Request: Scan the lines below for "Dissatisfied"; report the number of lines that contain it, and only that.

[Excerpts from a figure dataset]

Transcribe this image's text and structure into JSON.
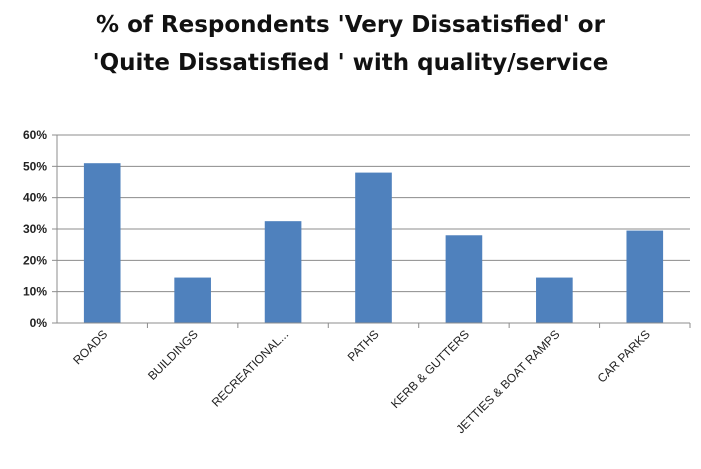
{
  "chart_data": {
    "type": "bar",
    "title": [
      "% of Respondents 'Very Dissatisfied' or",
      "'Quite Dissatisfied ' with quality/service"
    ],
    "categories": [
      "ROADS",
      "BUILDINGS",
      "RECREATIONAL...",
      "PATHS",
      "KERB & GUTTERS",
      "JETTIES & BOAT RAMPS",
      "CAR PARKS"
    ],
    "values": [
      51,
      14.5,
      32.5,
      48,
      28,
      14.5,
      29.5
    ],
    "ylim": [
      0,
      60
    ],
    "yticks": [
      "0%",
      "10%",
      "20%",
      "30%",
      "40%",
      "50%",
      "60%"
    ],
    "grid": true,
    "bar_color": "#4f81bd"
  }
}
...
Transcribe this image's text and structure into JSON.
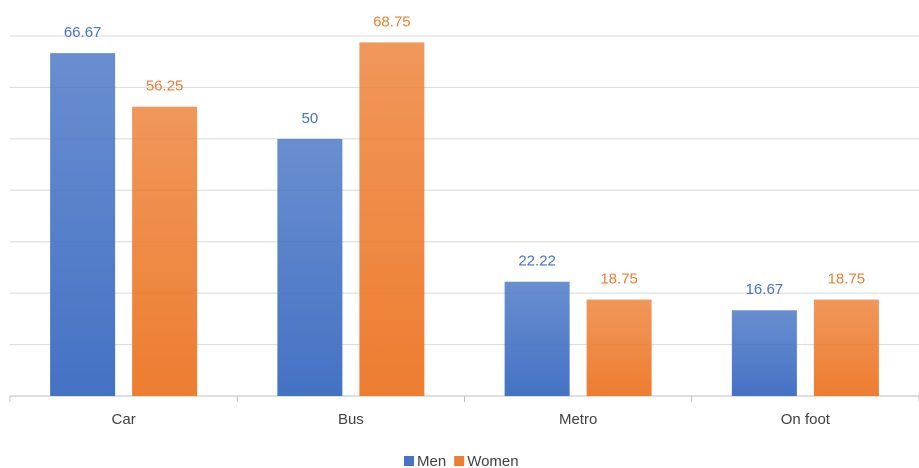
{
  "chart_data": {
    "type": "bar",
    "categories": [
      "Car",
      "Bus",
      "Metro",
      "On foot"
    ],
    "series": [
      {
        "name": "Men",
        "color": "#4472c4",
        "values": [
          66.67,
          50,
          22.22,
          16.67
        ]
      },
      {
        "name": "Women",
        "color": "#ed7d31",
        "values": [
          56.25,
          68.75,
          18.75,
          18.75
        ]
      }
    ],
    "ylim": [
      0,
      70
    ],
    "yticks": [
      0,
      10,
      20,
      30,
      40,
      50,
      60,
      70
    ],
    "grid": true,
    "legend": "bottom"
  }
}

Finished task: 2